EXTRAIT DU TEXTE:
• • • • •

En quelle mesure le lactose est-il réellement un lien causal de symptômes digestifs?
La perception du patient est parfois exagérée sur le sujet. Beaucoup ne sont pas vraiment intolérants et beaucoup évitent aussi les produits laitiers spontanément, sans avis médical, lorsqu’ils sont confrontés à un problème digestif récurrent.
Par ailleurs, l’utilisation de lactase en comprimés et l’éviction totale des produits laitiers donnent, au travers de la littérature, des résultats très mitigés sur la symptomatologie. Dans la majorité des cas, il est conseillé de privilégier davantage un régime pauvre en lactose, en réduisant la dose quotidienne de lactose, et en la fractionnant, plutôt qu’en le supprimant totalement.
Quelle est la place du conseil diététique?
Entretien avec Karin Delanghe, responsable du département de diététique de l’UZ Brussel.
Eviter le lactose pendant 1 mois: et après?
Un patient dont le test respiratoire au lactose est positif doit réduire ou éviter le lactose, selon l’avis médical, pendant un mois. Dans la mesure où il est très important d’avoir un régime varié, des produits contenant du lactose peuvent ensuite être progressivement réintégrés à l’alimentation, en fonction du degré d’intolérance. Des listes reprenant les produits «interdits», «autorisés» et «pouvant contenir des traces de lactose» peuvent aider les patients à choisir leurs aliments. Les préférences en termes de goût jouent évidemment un rôle. En outre, les jeunes enfants semblent accepter des alternatives (produits sans lactose, alternatives végétales) plus rapidement que les adultes.
Quelles alternatives aux nutriments des produits laitiers proposer?
Le lait est considéré comme un élément essentiel d’une alimentation saine, en raison des nutriments qu’il contient. Dans notre alimentation, une carence en protéines ne surviendra pas rapidement dans le cas d’une intolérance au lactose. Et certainement pas chez les très jeunes enfants, pour lesquels la situation est plutôt inverse. Mais étant donné l’importance de cette catégorie d’aliments au quotidien, il convient de les remplacer correctement.
Les produits à faible teneur ou sans lactose et ceux à base de soja représentent de bonnes alternatives. Cependant, les «laits» de riz, d’avoine et d’amande sont clairement moins riches en protéines de haute valeur biologique et contiennent parfois des quantités non négligeables de sucres. Les fromages à pâte dure (comme le gouda), qui ne contiennent presque plus de lactose, et les produits laitiers fermentés, comme les yaourts qui présentent une activité lactasique, peuvent également couvrir une partie des besoins en protéines.

• • • • •

JEU D'ENREGISTREMENTS:
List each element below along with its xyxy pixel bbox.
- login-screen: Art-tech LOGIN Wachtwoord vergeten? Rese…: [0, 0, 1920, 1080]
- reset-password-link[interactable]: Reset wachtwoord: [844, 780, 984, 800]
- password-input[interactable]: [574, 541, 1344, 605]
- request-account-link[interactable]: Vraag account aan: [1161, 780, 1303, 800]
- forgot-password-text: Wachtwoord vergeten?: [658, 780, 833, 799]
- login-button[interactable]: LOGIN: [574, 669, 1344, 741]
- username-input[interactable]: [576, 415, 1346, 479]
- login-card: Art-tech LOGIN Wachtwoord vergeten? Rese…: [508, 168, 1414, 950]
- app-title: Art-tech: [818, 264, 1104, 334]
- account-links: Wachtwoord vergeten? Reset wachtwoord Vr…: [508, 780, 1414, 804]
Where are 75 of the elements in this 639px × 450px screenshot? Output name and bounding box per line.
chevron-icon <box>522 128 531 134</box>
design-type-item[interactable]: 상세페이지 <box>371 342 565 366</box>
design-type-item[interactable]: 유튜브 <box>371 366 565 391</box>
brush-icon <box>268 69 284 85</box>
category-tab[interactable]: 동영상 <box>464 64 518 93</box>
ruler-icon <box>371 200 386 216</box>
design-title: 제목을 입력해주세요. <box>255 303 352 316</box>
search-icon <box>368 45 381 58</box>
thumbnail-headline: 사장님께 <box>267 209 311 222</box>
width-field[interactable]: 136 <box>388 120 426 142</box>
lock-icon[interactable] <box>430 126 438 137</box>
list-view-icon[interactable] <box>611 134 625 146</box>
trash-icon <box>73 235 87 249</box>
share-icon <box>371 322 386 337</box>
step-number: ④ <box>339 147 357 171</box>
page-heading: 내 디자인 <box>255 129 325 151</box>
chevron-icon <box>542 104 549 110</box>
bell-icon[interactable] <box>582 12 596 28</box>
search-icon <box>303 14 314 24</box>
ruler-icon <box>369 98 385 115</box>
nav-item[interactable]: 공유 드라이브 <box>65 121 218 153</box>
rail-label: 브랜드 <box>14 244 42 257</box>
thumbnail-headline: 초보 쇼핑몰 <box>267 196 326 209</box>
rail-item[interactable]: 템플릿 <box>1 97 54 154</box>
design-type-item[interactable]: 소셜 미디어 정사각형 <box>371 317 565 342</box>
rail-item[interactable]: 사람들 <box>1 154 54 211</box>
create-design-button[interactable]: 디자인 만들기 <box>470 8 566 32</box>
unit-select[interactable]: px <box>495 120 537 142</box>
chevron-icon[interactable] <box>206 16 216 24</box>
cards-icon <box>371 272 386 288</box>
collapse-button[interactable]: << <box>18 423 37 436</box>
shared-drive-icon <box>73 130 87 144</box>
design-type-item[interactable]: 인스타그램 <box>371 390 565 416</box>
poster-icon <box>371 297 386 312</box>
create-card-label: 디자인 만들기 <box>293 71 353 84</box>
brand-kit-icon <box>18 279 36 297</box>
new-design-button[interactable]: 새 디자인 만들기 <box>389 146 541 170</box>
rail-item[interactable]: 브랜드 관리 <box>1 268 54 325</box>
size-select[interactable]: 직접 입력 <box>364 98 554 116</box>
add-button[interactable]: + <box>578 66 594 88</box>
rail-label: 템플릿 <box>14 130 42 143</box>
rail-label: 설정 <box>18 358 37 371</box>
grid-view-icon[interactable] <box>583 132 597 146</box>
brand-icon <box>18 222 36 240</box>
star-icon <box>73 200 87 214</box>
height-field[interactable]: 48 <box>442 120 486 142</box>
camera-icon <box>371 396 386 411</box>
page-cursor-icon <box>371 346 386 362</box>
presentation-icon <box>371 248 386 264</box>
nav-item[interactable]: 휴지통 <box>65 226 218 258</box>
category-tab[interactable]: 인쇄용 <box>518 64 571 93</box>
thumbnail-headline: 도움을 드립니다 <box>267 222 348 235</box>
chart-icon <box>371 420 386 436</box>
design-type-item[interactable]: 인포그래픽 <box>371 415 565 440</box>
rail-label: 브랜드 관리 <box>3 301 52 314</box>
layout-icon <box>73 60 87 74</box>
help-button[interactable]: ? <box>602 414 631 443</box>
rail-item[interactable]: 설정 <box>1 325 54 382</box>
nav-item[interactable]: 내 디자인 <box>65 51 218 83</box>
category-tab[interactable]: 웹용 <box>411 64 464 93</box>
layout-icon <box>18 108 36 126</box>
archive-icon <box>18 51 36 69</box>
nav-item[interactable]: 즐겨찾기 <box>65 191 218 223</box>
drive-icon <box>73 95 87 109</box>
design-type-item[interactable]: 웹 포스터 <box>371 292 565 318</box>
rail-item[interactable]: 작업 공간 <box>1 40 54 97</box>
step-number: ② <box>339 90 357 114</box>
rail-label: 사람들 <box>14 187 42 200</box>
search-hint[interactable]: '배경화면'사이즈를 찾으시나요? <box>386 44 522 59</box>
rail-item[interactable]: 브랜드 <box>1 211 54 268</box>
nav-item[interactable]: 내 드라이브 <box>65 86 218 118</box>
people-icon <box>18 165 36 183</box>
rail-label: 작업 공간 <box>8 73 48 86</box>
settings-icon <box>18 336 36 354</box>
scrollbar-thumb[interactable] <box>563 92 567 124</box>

• • • • •

TRAVAIL DEMANDÉ:
• 1. Extrayez du texte sur l'intolérance au lactose le passage allant de « La perception du » à « le supprimant totalement. ».
• 2. Poursuivez le texte sur l'intolérance au lactose après sa dernière phrase.
Les enregistrements ne servent à rien dans ce travail.

RÉPONSES ATTENDUES:
• 1.
La perception du patient est parfois exagérée sur le sujet. Beaucoup ne sont pas vraiment intolérants et beaucoup évitent aussi les produits laitiers spontanément, sans avis médical, lorsqu’ils sont confrontés à un problème digestif récurrent.
Par ailleurs, l’utilisation de lactase en comprimés et l’éviction totale des produits laitiers donnent, au travers de la littérature, des résultats très mitigés sur la symptomatologie. Dans la majorité des cas, il est conseillé de privilégier davantage un régime pauvre en lactose, en réduisant la dose quotidienne de lactose, et en la fractionnant, plutôt qu’en le supprimant totalement.

• 2.
Le lait ou les produits laitiers à faible teneur en lactose ou sans lactose et les produits de soja enrichis en calcium (et parfois l’eau et les jus de fruits enrichis en calcium) représentent aussi de bonnes solutions dans le cadre d’une intolérance au lactose. Les fromages à pâte dure et les yaourts assurent également un apport satisfaisant en calcium. Le brocoli, le bok choy (chou chinois), la roquette, le cerfeuil, les épinards, le chou chinois, le cresson, les noix et les figues, entre autres, apportent une belle dose de calcium, mais compte tenu de leur origine végétale, l’absorption est moins efficace. De plus, il faudrait en manger des quantités qui, en pratique, sont souvent difficiles à atteindre.
Les produits céréaliers constituent une source importante de vitamines B1 et B2. Et de nombreux produits à base de soja sont enrichis en vitamine B2. Le zinc est présent en petites quantités dans de nombreux aliments et la viande est riche en vitamine B12. Les produits laitiers pauvres et sans lactose permettent également de compenser ce problème. Enfin, il ne faut pas non plus oublier les préparations enzymatiques à base de lactase. Celles-ci peuvent être très pratiques pour les patients, surtout dans des circonstances qui sortent du quotidien (fêtes, voyages,…). Elles existent en version liquide ou en comprimés.